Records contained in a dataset
_____

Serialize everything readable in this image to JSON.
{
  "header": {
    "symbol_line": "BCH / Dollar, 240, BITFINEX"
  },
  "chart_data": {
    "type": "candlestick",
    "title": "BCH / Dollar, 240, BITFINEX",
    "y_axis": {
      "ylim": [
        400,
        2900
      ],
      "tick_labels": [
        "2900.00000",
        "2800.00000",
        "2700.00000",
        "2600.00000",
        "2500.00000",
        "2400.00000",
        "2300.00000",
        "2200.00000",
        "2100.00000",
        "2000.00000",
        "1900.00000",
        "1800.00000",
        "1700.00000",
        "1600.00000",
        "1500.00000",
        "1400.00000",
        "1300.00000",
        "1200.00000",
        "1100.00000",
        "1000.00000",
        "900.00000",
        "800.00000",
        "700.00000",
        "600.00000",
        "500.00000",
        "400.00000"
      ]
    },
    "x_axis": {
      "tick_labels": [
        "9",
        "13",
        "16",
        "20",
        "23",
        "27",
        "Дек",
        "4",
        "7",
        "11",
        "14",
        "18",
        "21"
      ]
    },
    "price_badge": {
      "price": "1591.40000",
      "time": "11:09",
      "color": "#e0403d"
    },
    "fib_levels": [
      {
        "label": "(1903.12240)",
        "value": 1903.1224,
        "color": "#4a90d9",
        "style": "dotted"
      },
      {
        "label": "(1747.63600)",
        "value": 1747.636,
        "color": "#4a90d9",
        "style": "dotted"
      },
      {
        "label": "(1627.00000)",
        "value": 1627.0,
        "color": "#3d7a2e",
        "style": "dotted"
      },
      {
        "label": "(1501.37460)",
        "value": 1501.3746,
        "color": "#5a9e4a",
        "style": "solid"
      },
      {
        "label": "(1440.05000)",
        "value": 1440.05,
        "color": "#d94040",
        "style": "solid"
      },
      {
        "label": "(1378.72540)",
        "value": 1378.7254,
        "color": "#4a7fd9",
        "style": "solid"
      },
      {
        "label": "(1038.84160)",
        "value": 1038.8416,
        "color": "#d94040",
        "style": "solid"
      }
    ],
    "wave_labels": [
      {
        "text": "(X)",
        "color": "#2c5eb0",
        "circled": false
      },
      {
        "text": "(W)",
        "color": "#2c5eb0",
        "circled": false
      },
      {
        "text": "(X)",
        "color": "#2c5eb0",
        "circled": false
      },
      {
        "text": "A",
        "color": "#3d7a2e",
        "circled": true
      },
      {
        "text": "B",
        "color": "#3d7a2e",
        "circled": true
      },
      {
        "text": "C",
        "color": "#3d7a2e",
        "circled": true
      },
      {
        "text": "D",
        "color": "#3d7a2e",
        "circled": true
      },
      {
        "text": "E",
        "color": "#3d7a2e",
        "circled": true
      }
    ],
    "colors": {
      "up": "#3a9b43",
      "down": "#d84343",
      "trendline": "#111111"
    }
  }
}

_____

▶ [WHAT IS BEING ASKED] Identify each line in the entries with the word "Dollar" and copy it.

▶ [ANSWER TO THE TASK]
    "symbol_line": "BCH / Dollar, 240, BITFINEX"
    "title": "BCH / Dollar, 240, BITFINEX",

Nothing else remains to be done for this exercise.